[Labeled region entries]
§ §

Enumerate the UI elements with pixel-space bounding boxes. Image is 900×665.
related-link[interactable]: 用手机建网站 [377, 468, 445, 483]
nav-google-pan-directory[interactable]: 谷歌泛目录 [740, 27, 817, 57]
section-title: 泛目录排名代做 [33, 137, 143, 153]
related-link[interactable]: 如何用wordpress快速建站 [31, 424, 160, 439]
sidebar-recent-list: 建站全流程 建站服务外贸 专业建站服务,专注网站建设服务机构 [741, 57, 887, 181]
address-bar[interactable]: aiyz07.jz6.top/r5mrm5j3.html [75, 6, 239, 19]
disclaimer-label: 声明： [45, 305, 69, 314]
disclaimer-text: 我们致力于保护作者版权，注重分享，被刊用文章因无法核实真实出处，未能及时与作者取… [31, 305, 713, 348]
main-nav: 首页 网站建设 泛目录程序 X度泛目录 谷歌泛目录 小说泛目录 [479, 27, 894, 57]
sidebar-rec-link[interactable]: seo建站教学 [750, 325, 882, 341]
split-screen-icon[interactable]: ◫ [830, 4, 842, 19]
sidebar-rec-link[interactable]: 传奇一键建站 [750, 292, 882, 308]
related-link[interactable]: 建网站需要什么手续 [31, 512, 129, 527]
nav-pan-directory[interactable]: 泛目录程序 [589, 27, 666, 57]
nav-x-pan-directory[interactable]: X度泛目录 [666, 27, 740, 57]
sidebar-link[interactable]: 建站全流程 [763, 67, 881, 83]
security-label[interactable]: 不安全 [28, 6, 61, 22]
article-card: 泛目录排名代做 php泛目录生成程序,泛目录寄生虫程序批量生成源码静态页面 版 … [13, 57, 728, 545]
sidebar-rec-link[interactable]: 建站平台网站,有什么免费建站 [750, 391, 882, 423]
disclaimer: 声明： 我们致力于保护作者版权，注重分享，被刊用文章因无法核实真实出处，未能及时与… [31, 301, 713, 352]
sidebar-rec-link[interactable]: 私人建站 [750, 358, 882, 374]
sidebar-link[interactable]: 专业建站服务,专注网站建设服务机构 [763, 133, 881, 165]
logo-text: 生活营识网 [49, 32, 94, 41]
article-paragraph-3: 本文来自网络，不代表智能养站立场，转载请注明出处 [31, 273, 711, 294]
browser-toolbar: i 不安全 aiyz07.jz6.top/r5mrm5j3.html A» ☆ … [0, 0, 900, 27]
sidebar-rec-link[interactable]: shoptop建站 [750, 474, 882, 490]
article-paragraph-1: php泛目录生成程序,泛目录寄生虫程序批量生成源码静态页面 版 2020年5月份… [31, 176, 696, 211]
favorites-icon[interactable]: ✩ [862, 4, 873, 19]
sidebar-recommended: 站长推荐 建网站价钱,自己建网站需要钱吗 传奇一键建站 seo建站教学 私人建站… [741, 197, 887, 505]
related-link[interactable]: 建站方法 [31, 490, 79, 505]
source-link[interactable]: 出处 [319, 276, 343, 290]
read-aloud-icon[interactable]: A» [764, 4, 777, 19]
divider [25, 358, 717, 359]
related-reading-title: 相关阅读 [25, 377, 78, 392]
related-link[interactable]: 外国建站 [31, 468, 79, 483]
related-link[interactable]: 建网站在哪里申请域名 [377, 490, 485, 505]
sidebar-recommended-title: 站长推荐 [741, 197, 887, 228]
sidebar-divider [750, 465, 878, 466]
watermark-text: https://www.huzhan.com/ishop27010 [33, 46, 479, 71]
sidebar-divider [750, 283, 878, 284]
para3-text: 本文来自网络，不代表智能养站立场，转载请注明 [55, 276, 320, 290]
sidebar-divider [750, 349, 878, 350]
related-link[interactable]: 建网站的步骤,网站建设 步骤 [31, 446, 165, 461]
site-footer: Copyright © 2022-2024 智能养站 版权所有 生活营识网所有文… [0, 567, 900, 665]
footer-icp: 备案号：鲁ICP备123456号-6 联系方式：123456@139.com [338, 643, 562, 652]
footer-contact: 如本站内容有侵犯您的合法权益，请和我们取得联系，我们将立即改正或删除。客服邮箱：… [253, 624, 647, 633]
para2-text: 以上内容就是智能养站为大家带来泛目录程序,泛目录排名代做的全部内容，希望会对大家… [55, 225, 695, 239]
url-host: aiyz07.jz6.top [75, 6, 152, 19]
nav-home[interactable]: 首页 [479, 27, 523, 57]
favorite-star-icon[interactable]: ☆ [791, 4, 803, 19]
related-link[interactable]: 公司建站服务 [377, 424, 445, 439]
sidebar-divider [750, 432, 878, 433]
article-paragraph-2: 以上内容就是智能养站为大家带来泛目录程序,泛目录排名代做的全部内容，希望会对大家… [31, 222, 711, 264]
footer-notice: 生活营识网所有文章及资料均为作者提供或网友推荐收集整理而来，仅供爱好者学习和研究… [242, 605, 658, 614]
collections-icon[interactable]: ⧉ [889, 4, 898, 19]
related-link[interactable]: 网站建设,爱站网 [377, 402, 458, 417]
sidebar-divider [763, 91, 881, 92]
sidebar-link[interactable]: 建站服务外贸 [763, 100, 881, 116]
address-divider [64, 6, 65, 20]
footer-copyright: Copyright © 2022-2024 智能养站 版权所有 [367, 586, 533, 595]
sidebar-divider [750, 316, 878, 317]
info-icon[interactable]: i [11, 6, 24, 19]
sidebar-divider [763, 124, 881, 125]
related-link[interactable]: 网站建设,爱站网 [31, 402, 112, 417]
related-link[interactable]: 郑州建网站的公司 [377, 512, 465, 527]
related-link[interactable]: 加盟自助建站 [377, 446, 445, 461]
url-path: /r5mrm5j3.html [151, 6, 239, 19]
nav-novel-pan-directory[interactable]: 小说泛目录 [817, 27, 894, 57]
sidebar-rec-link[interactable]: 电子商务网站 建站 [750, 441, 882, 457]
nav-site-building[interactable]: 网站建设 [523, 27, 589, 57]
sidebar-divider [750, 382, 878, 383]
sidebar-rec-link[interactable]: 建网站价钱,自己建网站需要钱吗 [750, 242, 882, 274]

§ §

-- Your instructions --
Can you reproduce every one of the rows above, character for character, changing nothing?

-- Result --
Enumerate the UI elements with pixel-space bounding boxes. Image is 900×665.
related-link[interactable]: 用手机建网站 [377, 468, 445, 483]
nav-google-pan-directory[interactable]: 谷歌泛目录 [740, 27, 817, 57]
section-title: 泛目录排名代做 [33, 137, 143, 153]
related-link[interactable]: 如何用wordpress快速建站 [31, 424, 160, 439]
sidebar-recent-list: 建站全流程 建站服务外贸 专业建站服务,专注网站建设服务机构 [741, 57, 887, 181]
address-bar[interactable]: aiyz07.jz6.top/r5mrm5j3.html [75, 6, 239, 19]
disclaimer-label: 声明： [45, 305, 69, 314]
disclaimer-text: 我们致力于保护作者版权，注重分享，被刊用文章因无法核实真实出处，未能及时与作者取… [31, 305, 713, 348]
main-nav: 首页 网站建设 泛目录程序 X度泛目录 谷歌泛目录 小说泛目录 [479, 27, 894, 57]
sidebar-rec-link[interactable]: seo建站教学 [750, 325, 882, 341]
split-screen-icon[interactable]: ◫ [830, 4, 842, 19]
sidebar-rec-link[interactable]: 传奇一键建站 [750, 292, 882, 308]
related-link[interactable]: 建网站需要什么手续 [31, 512, 129, 527]
nav-pan-directory[interactable]: 泛目录程序 [589, 27, 666, 57]
nav-x-pan-directory[interactable]: X度泛目录 [666, 27, 740, 57]
sidebar-link[interactable]: 建站全流程 [763, 67, 881, 83]
security-label[interactable]: 不安全 [28, 6, 61, 22]
article-card: 泛目录排名代做 php泛目录生成程序,泛目录寄生虫程序批量生成源码静态页面 版 … [13, 57, 728, 545]
sidebar-rec-link[interactable]: 建站平台网站,有什么免费建站 [750, 391, 882, 423]
disclaimer: 声明： 我们致力于保护作者版权，注重分享，被刊用文章因无法核实真实出处，未能及时与… [31, 301, 713, 352]
sidebar-rec-link[interactable]: 私人建站 [750, 358, 882, 374]
sidebar-link[interactable]: 专业建站服务,专注网站建设服务机构 [763, 133, 881, 165]
logo-text: 生活营识网 [49, 32, 94, 41]
article-paragraph-3: 本文来自网络，不代表智能养站立场，转载请注明出处 [31, 273, 711, 294]
browser-toolbar: i 不安全 aiyz07.jz6.top/r5mrm5j3.html A» ☆ … [0, 0, 900, 27]
sidebar-rec-link[interactable]: shoptop建站 [750, 474, 882, 490]
article-paragraph-1: php泛目录生成程序,泛目录寄生虫程序批量生成源码静态页面 版 2020年5月份… [31, 176, 696, 211]
favorites-icon[interactable]: ✩ [862, 4, 873, 19]
sidebar-recommended: 站长推荐 建网站价钱,自己建网站需要钱吗 传奇一键建站 seo建站教学 私人建站… [741, 197, 887, 505]
related-link[interactable]: 建站方法 [31, 490, 79, 505]
source-link[interactable]: 出处 [319, 276, 343, 290]
read-aloud-icon[interactable]: A» [764, 4, 777, 19]
divider [25, 358, 717, 359]
related-reading-title: 相关阅读 [25, 377, 78, 392]
related-link[interactable]: 外国建站 [31, 468, 79, 483]
related-link[interactable]: 建网站在哪里申请域名 [377, 490, 485, 505]
sidebar-recommended-title: 站长推荐 [741, 197, 887, 228]
sidebar-divider [750, 465, 878, 466]
watermark-text: https://www.huzhan.com/ishop27010 [33, 46, 479, 71]
sidebar-divider [750, 283, 878, 284]
para3-text: 本文来自网络，不代表智能养站立场，转载请注明 [55, 276, 320, 290]
sidebar-divider [750, 349, 878, 350]
related-link[interactable]: 建网站的步骤,网站建设 步骤 [31, 446, 165, 461]
site-footer: Copyright © 2022-2024 智能养站 版权所有 生活营识网所有文… [0, 567, 900, 665]
footer-icp: 备案号：鲁ICP备123456号-6 联系方式：123456@139.com [338, 643, 562, 652]
footer-contact: 如本站内容有侵犯您的合法权益，请和我们取得联系，我们将立即改正或删除。客服邮箱：… [253, 624, 647, 633]
para2-text: 以上内容就是智能养站为大家带来泛目录程序,泛目录排名代做的全部内容，希望会对大家… [55, 225, 695, 239]
url-host: aiyz07.jz6.top [75, 6, 152, 19]
nav-home[interactable]: 首页 [479, 27, 523, 57]
favorite-star-icon[interactable]: ☆ [791, 4, 803, 19]
related-link[interactable]: 公司建站服务 [377, 424, 445, 439]
sidebar-divider [750, 432, 878, 433]
article-paragraph-2: 以上内容就是智能养站为大家带来泛目录程序,泛目录排名代做的全部内容，希望会对大家… [31, 222, 711, 264]
footer-notice: 生活营识网所有文章及资料均为作者提供或网友推荐收集整理而来，仅供爱好者学习和研究… [242, 605, 658, 614]
collections-icon[interactable]: ⧉ [889, 4, 898, 19]
related-link[interactable]: 网站建设,爱站网 [377, 402, 458, 417]
sidebar-divider [763, 91, 881, 92]
sidebar-link[interactable]: 建站服务外贸 [763, 100, 881, 116]
address-divider [64, 6, 65, 20]
footer-copyright: Copyright © 2022-2024 智能养站 版权所有 [367, 586, 533, 595]
sidebar-divider [750, 316, 878, 317]
info-icon[interactable]: i [11, 6, 24, 19]
sidebar-divider [763, 124, 881, 125]
related-link[interactable]: 网站建设,爱站网 [31, 402, 112, 417]
related-link[interactable]: 郑州建网站的公司 [377, 512, 465, 527]
related-link[interactable]: 加盟自助建站 [377, 446, 445, 461]
url-path: /r5mrm5j3.html [151, 6, 239, 19]
nav-novel-pan-directory[interactable]: 小说泛目录 [817, 27, 894, 57]
sidebar-rec-link[interactable]: 电子商务网站 建站 [750, 441, 882, 457]
nav-site-building[interactable]: 网站建设 [523, 27, 589, 57]
sidebar-divider [750, 382, 878, 383]
sidebar-rec-link[interactable]: 建网站价钱,自己建网站需要钱吗 [750, 242, 882, 274]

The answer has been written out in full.